Problem details. Every entry must be repeated exactly. Exclude all pictures.

Information supplied.

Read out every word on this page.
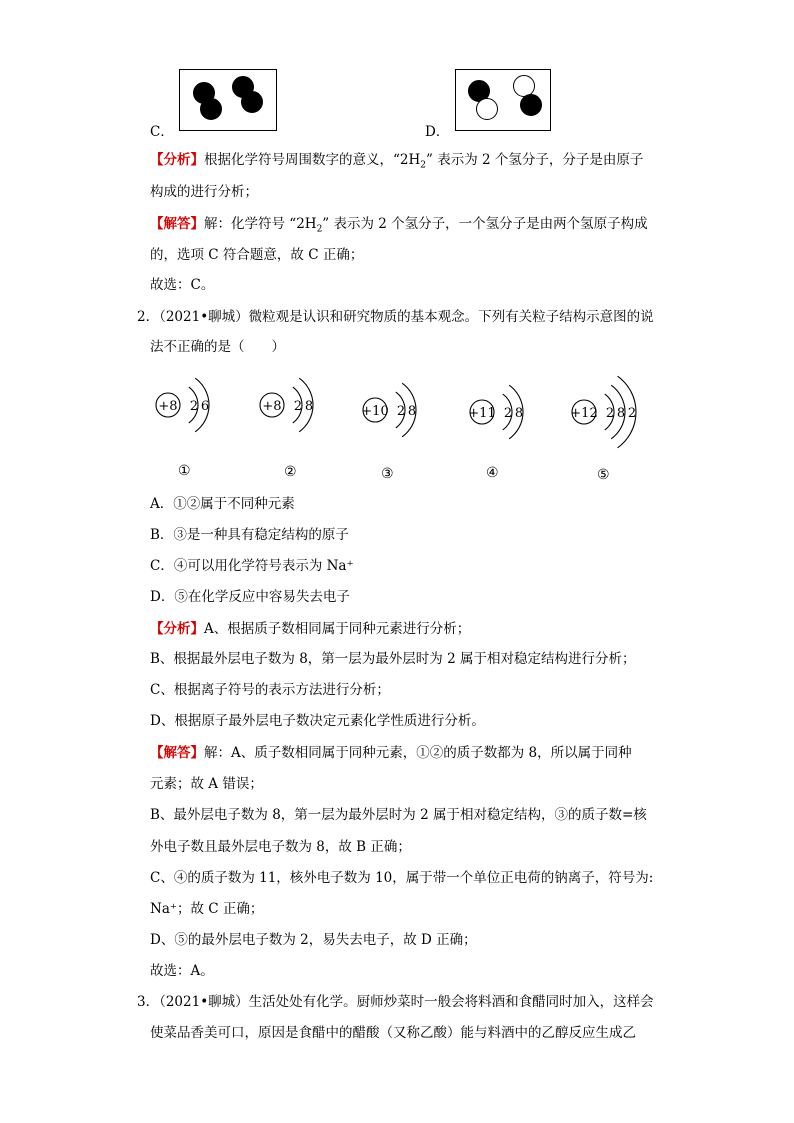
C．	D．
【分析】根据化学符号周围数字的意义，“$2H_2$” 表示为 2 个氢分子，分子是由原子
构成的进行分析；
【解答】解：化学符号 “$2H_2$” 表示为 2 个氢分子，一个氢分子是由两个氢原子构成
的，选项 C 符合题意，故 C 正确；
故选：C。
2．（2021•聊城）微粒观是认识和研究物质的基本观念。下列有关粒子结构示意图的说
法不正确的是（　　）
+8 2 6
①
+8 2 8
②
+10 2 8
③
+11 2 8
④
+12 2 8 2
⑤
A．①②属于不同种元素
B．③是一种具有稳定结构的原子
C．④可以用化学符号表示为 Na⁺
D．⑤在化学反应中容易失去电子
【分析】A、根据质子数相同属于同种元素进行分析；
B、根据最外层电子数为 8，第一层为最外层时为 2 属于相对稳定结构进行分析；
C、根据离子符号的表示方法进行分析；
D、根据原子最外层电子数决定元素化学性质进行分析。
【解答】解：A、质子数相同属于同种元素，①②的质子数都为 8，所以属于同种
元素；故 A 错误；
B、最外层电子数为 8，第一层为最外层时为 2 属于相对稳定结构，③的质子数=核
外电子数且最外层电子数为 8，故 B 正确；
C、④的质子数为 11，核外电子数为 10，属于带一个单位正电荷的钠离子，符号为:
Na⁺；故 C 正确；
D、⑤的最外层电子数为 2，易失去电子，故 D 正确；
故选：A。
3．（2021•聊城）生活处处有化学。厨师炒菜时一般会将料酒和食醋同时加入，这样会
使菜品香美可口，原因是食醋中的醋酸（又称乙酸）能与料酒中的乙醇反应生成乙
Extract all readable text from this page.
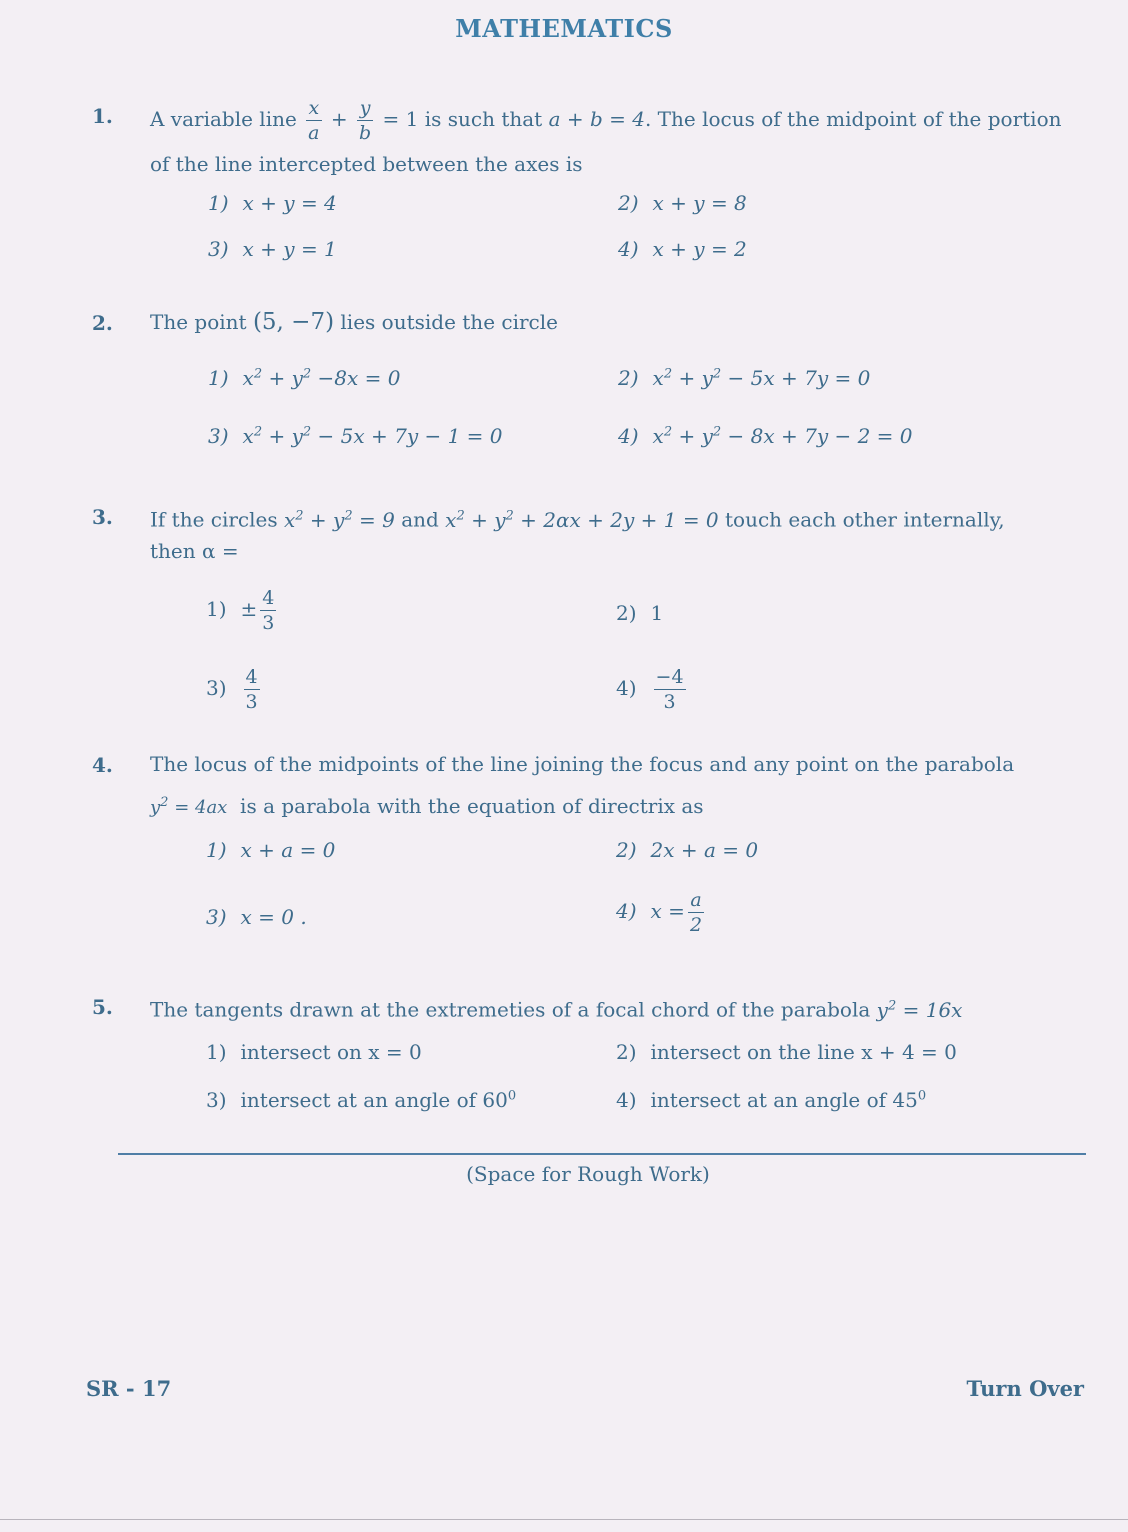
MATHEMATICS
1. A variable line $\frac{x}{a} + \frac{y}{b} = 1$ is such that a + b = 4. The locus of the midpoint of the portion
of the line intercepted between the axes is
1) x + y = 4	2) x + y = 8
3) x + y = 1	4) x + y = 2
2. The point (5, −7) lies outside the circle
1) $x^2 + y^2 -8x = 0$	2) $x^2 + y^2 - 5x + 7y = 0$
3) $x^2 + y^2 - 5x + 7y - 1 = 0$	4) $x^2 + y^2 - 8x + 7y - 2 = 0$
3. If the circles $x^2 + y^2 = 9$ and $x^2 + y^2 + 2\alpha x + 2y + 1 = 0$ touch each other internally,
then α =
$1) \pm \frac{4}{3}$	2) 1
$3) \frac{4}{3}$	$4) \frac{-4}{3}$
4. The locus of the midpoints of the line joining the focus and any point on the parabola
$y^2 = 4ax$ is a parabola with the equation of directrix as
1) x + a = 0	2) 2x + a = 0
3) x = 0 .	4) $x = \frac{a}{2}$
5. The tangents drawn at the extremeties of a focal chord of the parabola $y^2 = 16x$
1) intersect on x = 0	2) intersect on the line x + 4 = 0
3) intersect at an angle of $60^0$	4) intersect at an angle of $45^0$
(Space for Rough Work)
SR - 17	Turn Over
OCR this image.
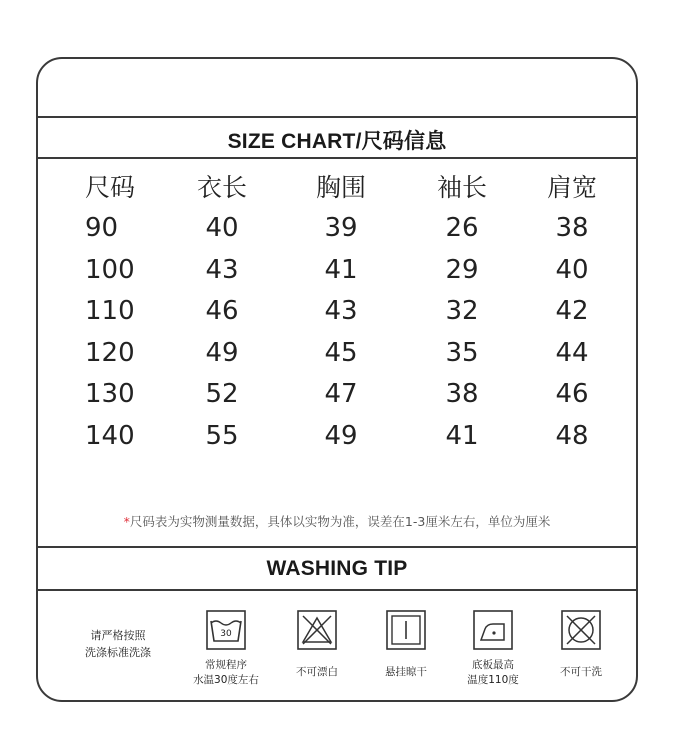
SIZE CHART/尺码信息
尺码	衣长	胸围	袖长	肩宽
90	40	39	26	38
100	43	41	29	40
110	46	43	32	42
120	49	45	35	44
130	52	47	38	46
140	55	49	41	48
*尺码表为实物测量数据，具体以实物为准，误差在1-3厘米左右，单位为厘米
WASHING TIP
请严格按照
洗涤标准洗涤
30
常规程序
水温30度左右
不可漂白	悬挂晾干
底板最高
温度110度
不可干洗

Right answer.
Read out every word on this page.
C．	D．
【分析】根据化学符号周围数字的意义，“$2H_2$” 表示为 2 个氢分子，分子是由原子
构成的进行分析；
【解答】解：化学符号 “$2H_2$” 表示为 2 个氢分子，一个氢分子是由两个氢原子构成
的，选项 C 符合题意，故 C 正确；
故选：C。
2．（2021•聊城）微粒观是认识和研究物质的基本观念。下列有关粒子结构示意图的说
法不正确的是（　　）
+8 2 6
①
+8 2 8
②
+10 2 8
③
+11 2 8
④
+12 2 8 2
⑤
A．①②属于不同种元素
B．③是一种具有稳定结构的原子
C．④可以用化学符号表示为 Na⁺
D．⑤在化学反应中容易失去电子
【分析】A、根据质子数相同属于同种元素进行分析；
B、根据最外层电子数为 8，第一层为最外层时为 2 属于相对稳定结构进行分析；
C、根据离子符号的表示方法进行分析；
D、根据原子最外层电子数决定元素化学性质进行分析。
【解答】解：A、质子数相同属于同种元素，①②的质子数都为 8，所以属于同种
元素；故 A 错误；
B、最外层电子数为 8，第一层为最外层时为 2 属于相对稳定结构，③的质子数=核
外电子数且最外层电子数为 8，故 B 正确；
C、④的质子数为 11，核外电子数为 10，属于带一个单位正电荷的钠离子，符号为:
Na⁺；故 C 正确；
D、⑤的最外层电子数为 2，易失去电子，故 D 正确；
故选：A。
3．（2021•聊城）生活处处有化学。厨师炒菜时一般会将料酒和食醋同时加入，这样会
使菜品香美可口，原因是食醋中的醋酸（又称乙酸）能与料酒中的乙醇反应生成乙
Extract all readable text from this page.
MATHEMATICS
1. A variable line $\frac{x}{a} + \frac{y}{b} = 1$ is such that a + b = 4. The locus of the midpoint of the portion
of the line intercepted between the axes is
1) x + y = 4	2) x + y = 8
3) x + y = 1	4) x + y = 2
2. The point (5, −7) lies outside the circle
1) $x^2 + y^2 -8x = 0$	2) $x^2 + y^2 - 5x + 7y = 0$
3) $x^2 + y^2 - 5x + 7y - 1 = 0$	4) $x^2 + y^2 - 8x + 7y - 2 = 0$
3. If the circles $x^2 + y^2 = 9$ and $x^2 + y^2 + 2\alpha x + 2y + 1 = 0$ touch each other internally,
then α =
$1) \pm \frac{4}{3}$	2) 1
$3) \frac{4}{3}$	$4) \frac{-4}{3}$
4. The locus of the midpoints of the line joining the focus and any point on the parabola
$y^2 = 4ax$ is a parabola with the equation of directrix as
1) x + a = 0	2) 2x + a = 0
3) x = 0 .	4) $x = \frac{a}{2}$
5. The tangents drawn at the extremeties of a focal chord of the parabola $y^2 = 16x$
1) intersect on x = 0	2) intersect on the line x + 4 = 0
3) intersect at an angle of $60^0$	4) intersect at an angle of $45^0$
(Space for Rough Work)
SR - 17	Turn Over
OCR this image.
SIZE CHART/尺码信息
尺码	衣长	胸围	袖长	肩宽
90	40	39	26	38
100	43	41	29	40
110	46	43	32	42
120	49	45	35	44
130	52	47	38	46
140	55	49	41	48
*尺码表为实物测量数据，具体以实物为准，误差在1-3厘米左右，单位为厘米
WASHING TIP
请严格按照
洗涤标准洗涤
30
常规程序
水温30度左右
不可漂白	悬挂晾干
底板最高
温度110度
不可干洗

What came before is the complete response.